[Start of Record set]
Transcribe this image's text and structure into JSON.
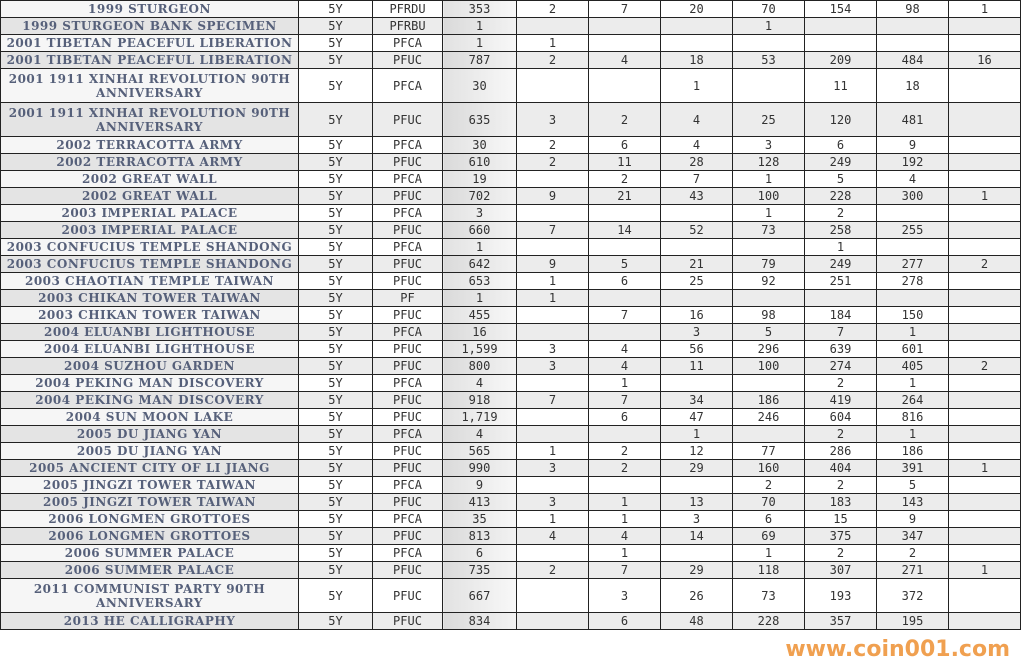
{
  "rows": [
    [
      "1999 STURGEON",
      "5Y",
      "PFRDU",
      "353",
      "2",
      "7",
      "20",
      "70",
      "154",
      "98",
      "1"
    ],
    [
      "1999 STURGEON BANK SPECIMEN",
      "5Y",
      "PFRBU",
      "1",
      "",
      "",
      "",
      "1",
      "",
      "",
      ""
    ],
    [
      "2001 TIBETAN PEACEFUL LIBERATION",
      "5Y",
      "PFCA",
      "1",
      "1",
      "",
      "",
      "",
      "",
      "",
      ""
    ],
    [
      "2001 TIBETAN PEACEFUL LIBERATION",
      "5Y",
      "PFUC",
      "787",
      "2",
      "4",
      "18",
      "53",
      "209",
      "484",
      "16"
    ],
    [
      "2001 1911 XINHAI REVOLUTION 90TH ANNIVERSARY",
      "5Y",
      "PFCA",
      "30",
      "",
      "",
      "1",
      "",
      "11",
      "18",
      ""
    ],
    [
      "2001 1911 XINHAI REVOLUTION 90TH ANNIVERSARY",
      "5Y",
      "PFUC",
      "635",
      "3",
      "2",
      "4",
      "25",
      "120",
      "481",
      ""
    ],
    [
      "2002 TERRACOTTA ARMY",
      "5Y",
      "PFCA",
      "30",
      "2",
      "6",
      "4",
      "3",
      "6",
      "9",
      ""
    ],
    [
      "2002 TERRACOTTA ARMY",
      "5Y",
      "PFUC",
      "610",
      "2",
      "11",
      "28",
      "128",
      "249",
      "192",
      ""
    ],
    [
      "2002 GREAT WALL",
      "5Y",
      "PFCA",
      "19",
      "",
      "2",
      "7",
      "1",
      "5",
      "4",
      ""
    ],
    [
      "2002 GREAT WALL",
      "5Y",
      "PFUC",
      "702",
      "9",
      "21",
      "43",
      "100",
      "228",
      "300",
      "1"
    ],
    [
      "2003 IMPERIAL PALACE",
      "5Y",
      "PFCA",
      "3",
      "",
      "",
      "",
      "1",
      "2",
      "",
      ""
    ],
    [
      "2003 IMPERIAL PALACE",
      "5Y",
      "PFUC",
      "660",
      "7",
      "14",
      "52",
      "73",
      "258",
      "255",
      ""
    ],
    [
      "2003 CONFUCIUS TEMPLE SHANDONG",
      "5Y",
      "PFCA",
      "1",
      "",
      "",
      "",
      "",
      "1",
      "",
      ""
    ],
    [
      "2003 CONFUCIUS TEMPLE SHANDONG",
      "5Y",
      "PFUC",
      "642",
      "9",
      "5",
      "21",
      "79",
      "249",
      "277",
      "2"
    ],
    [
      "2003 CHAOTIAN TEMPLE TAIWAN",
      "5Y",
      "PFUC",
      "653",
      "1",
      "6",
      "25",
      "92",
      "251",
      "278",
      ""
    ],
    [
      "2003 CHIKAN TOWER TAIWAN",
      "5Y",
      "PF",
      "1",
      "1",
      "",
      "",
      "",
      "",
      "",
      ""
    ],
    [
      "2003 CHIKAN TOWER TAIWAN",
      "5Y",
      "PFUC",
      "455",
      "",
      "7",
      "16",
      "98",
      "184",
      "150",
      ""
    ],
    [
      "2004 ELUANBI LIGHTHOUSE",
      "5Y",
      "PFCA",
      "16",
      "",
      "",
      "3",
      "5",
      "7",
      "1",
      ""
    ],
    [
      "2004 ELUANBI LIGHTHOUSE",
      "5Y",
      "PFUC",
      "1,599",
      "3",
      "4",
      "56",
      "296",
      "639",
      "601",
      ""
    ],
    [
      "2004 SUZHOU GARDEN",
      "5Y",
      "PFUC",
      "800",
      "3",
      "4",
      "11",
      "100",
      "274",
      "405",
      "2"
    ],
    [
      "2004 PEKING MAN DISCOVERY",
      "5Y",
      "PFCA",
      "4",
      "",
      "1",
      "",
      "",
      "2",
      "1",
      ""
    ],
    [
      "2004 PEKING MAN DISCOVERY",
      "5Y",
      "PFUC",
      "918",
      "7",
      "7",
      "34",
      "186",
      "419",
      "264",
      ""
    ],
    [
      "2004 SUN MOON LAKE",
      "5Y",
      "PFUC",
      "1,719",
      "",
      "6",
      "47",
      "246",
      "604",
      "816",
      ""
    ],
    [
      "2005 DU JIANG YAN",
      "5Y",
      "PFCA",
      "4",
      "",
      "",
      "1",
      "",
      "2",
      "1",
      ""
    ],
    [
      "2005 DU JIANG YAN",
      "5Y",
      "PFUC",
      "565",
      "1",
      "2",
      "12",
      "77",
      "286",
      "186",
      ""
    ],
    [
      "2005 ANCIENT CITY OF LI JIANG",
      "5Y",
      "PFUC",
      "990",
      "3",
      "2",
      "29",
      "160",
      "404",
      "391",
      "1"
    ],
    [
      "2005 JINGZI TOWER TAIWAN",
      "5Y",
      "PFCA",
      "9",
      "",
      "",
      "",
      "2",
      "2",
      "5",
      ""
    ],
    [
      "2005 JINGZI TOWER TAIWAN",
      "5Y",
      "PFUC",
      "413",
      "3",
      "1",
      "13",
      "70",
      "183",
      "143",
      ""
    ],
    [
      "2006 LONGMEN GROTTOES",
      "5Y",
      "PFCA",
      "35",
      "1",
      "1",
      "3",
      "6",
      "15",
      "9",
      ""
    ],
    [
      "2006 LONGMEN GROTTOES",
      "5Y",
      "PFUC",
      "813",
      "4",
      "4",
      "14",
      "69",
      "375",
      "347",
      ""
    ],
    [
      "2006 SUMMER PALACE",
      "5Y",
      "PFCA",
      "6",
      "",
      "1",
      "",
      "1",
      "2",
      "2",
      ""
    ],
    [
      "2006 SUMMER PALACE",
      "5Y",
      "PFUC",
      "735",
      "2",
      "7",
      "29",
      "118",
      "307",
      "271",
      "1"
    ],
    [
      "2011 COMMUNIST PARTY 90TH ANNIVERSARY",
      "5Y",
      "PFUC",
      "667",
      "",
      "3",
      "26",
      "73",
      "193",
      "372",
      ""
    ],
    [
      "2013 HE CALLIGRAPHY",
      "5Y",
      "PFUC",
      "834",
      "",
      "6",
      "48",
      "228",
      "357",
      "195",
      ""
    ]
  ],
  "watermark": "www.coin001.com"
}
[End of Record set]
[Start of Record set]
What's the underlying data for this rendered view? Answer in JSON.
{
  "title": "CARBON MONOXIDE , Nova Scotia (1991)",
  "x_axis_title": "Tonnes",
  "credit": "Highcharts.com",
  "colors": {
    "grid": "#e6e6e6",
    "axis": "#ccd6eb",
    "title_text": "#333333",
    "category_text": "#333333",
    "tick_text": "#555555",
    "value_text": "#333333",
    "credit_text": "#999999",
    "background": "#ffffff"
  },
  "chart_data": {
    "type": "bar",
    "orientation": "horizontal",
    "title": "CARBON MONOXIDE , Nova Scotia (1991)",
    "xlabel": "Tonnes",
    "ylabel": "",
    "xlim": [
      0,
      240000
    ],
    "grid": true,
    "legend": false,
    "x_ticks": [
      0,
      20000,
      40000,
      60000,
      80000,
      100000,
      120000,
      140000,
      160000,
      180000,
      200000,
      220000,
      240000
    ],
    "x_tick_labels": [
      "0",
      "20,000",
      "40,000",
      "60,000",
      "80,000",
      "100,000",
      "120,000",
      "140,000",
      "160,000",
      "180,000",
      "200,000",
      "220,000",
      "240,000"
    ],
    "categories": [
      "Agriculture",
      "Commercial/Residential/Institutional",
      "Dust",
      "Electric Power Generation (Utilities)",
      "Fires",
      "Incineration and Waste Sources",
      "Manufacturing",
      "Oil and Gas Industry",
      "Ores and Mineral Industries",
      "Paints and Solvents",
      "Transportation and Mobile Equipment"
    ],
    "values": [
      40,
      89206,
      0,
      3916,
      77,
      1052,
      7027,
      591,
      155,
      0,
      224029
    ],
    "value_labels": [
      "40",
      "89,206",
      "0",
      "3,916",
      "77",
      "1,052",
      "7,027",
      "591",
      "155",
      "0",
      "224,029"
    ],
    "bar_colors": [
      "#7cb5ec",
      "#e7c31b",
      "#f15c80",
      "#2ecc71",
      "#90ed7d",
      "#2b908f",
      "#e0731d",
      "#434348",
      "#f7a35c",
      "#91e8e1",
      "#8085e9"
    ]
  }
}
[End of Record set]
[Start of Record set]
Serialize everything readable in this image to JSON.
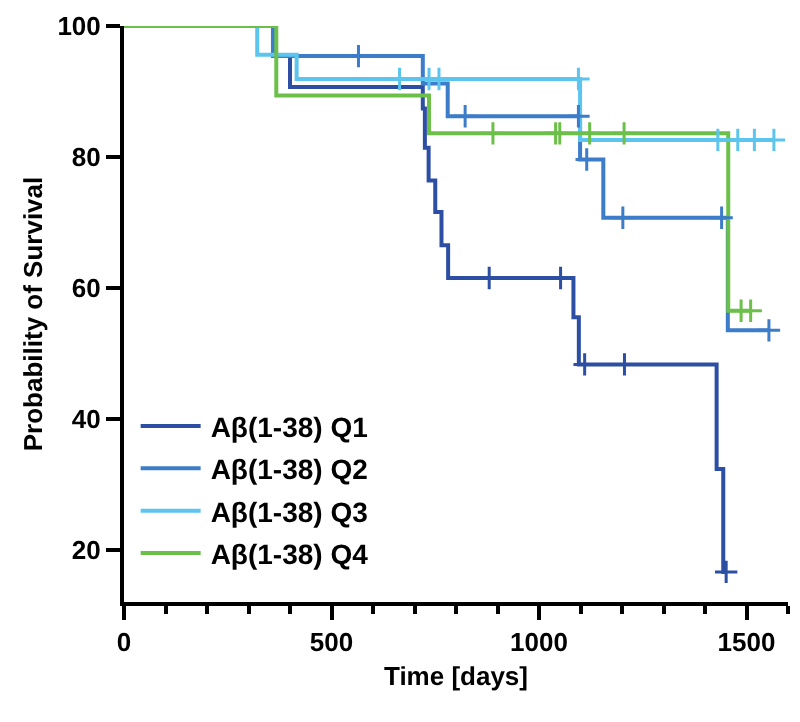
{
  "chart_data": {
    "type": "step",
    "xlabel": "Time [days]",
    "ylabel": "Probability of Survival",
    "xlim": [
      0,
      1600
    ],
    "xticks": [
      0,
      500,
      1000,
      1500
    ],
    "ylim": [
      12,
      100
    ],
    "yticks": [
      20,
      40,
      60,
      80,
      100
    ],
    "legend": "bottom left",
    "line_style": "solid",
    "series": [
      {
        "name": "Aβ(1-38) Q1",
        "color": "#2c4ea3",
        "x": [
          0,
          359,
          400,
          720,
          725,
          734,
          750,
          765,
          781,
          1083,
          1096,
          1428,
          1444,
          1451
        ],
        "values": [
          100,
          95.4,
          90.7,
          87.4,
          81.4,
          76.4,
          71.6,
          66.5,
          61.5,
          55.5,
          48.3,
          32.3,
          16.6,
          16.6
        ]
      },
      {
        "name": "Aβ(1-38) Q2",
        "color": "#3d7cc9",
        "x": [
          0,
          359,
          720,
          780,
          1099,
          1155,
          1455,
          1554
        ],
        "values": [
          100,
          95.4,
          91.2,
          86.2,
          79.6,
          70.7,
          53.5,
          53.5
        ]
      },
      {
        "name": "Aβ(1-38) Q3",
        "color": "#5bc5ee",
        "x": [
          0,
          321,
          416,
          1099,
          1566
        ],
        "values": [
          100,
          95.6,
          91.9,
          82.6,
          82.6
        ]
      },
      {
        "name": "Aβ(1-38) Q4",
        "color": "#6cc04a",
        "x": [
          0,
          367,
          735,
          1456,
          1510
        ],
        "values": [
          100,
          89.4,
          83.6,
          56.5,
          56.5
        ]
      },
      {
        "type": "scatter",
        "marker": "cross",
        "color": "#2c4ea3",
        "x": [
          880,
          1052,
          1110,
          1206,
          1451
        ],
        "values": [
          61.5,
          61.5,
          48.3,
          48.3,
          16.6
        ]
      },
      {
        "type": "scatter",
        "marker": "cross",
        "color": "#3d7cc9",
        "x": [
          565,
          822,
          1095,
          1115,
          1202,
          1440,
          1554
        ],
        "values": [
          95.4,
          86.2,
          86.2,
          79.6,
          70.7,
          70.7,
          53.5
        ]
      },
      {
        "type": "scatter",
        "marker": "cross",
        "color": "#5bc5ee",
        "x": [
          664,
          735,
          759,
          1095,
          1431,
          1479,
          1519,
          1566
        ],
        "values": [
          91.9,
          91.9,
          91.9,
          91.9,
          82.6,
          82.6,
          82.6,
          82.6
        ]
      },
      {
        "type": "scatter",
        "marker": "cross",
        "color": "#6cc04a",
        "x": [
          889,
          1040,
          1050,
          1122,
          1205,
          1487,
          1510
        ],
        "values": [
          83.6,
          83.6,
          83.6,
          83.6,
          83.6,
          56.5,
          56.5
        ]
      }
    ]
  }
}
[End of Record set]
__Given problem__
Look through the material above. Copy each line where the word "image" appears.

__Reply to the exercise__
Transcribe this image's text and structure into JSON.
Serialize everything readable in this image to JSON.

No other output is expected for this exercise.